:: Dataset rows ::
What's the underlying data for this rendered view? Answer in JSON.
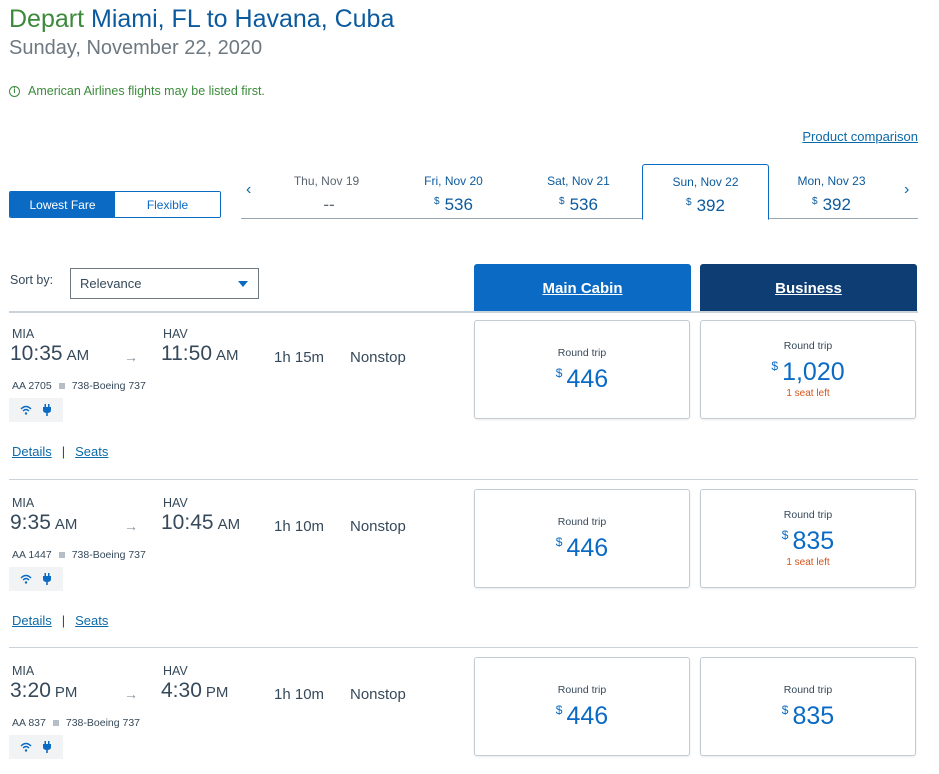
{
  "header": {
    "depart_word": "Depart",
    "route": " Miami, FL to Havana, Cuba",
    "date": "Sunday, November 22, 2020",
    "notice": "American Airlines flights may be listed first.",
    "info_icon": "i",
    "product_comparison": "Product comparison"
  },
  "fare_toggle": {
    "lowest": "Lowest Fare",
    "flexible": "Flexible"
  },
  "date_bar": {
    "prev_icon": "‹",
    "next_icon": "›",
    "days": [
      {
        "label": "Thu, Nov 19",
        "currency": "",
        "price": "--"
      },
      {
        "label": "Fri, Nov 20",
        "currency": "$",
        "price": "536"
      },
      {
        "label": "Sat, Nov 21",
        "currency": "$",
        "price": "536"
      },
      {
        "label": "Sun, Nov 22",
        "currency": "$",
        "price": "392"
      },
      {
        "label": "Mon, Nov 23",
        "currency": "$",
        "price": "392"
      }
    ]
  },
  "sort": {
    "label": "Sort by:",
    "value": "Relevance"
  },
  "cabins": {
    "main": "Main Cabin",
    "business": "Business"
  },
  "flights": [
    {
      "origin": "MIA",
      "dest": "HAV",
      "dep_time": "10:35",
      "dep_ampm": "AM",
      "arr_time": "11:50",
      "arr_ampm": "AM",
      "duration": "1h  15m",
      "stops": "Nonstop",
      "flight_no": "AA 2705",
      "aircraft": "738-Boeing 737",
      "details": "Details",
      "seats_link": "Seats",
      "main": {
        "label": "Round trip",
        "currency": "$",
        "price": "446",
        "seats_left": ""
      },
      "business": {
        "label": "Round trip",
        "currency": "$",
        "price": "1,020",
        "seats_left": "1 seat left"
      }
    },
    {
      "origin": "MIA",
      "dest": "HAV",
      "dep_time": "9:35",
      "dep_ampm": "AM",
      "arr_time": "10:45",
      "arr_ampm": "AM",
      "duration": "1h  10m",
      "stops": "Nonstop",
      "flight_no": "AA 1447",
      "aircraft": "738-Boeing 737",
      "details": "Details",
      "seats_link": "Seats",
      "main": {
        "label": "Round trip",
        "currency": "$",
        "price": "446",
        "seats_left": ""
      },
      "business": {
        "label": "Round trip",
        "currency": "$",
        "price": "835",
        "seats_left": "1 seat left"
      }
    },
    {
      "origin": "MIA",
      "dest": "HAV",
      "dep_time": "3:20",
      "dep_ampm": "PM",
      "arr_time": "4:30",
      "arr_ampm": "PM",
      "duration": "1h  10m",
      "stops": "Nonstop",
      "flight_no": "AA 837",
      "aircraft": "738-Boeing 737",
      "details": "",
      "seats_link": "",
      "main": {
        "label": "Round trip",
        "currency": "$",
        "price": "446",
        "seats_left": ""
      },
      "business": {
        "label": "Round trip",
        "currency": "$",
        "price": "835",
        "seats_left": ""
      }
    }
  ],
  "colors": {
    "accent": "#0b6bc4",
    "business": "#0e3d73",
    "green": "#3b8a3b",
    "warning": "#d2541b"
  }
}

:: Written problem ::
Repeat the listing in full and exactly. Do not include any images.

:: The response ::
What's the underlying data for this rendered view? Answer in JSON.
{
  "header": {
    "depart_word": "Depart",
    "route": " Miami, FL to Havana, Cuba",
    "date": "Sunday, November 22, 2020",
    "notice": "American Airlines flights may be listed first.",
    "info_icon": "i",
    "product_comparison": "Product comparison"
  },
  "fare_toggle": {
    "lowest": "Lowest Fare",
    "flexible": "Flexible"
  },
  "date_bar": {
    "prev_icon": "‹",
    "next_icon": "›",
    "days": [
      {
        "label": "Thu, Nov 19",
        "currency": "",
        "price": "--"
      },
      {
        "label": "Fri, Nov 20",
        "currency": "$",
        "price": "536"
      },
      {
        "label": "Sat, Nov 21",
        "currency": "$",
        "price": "536"
      },
      {
        "label": "Sun, Nov 22",
        "currency": "$",
        "price": "392"
      },
      {
        "label": "Mon, Nov 23",
        "currency": "$",
        "price": "392"
      }
    ]
  },
  "sort": {
    "label": "Sort by:",
    "value": "Relevance"
  },
  "cabins": {
    "main": "Main Cabin",
    "business": "Business"
  },
  "flights": [
    {
      "origin": "MIA",
      "dest": "HAV",
      "dep_time": "10:35",
      "dep_ampm": "AM",
      "arr_time": "11:50",
      "arr_ampm": "AM",
      "duration": "1h  15m",
      "stops": "Nonstop",
      "flight_no": "AA 2705",
      "aircraft": "738-Boeing 737",
      "details": "Details",
      "seats_link": "Seats",
      "main": {
        "label": "Round trip",
        "currency": "$",
        "price": "446",
        "seats_left": ""
      },
      "business": {
        "label": "Round trip",
        "currency": "$",
        "price": "1,020",
        "seats_left": "1 seat left"
      }
    },
    {
      "origin": "MIA",
      "dest": "HAV",
      "dep_time": "9:35",
      "dep_ampm": "AM",
      "arr_time": "10:45",
      "arr_ampm": "AM",
      "duration": "1h  10m",
      "stops": "Nonstop",
      "flight_no": "AA 1447",
      "aircraft": "738-Boeing 737",
      "details": "Details",
      "seats_link": "Seats",
      "main": {
        "label": "Round trip",
        "currency": "$",
        "price": "446",
        "seats_left": ""
      },
      "business": {
        "label": "Round trip",
        "currency": "$",
        "price": "835",
        "seats_left": "1 seat left"
      }
    },
    {
      "origin": "MIA",
      "dest": "HAV",
      "dep_time": "3:20",
      "dep_ampm": "PM",
      "arr_time": "4:30",
      "arr_ampm": "PM",
      "duration": "1h  10m",
      "stops": "Nonstop",
      "flight_no": "AA 837",
      "aircraft": "738-Boeing 737",
      "details": "",
      "seats_link": "",
      "main": {
        "label": "Round trip",
        "currency": "$",
        "price": "446",
        "seats_left": ""
      },
      "business": {
        "label": "Round trip",
        "currency": "$",
        "price": "835",
        "seats_left": ""
      }
    }
  ],
  "colors": {
    "accent": "#0b6bc4",
    "business": "#0e3d73",
    "green": "#3b8a3b",
    "warning": "#d2541b"
  }
}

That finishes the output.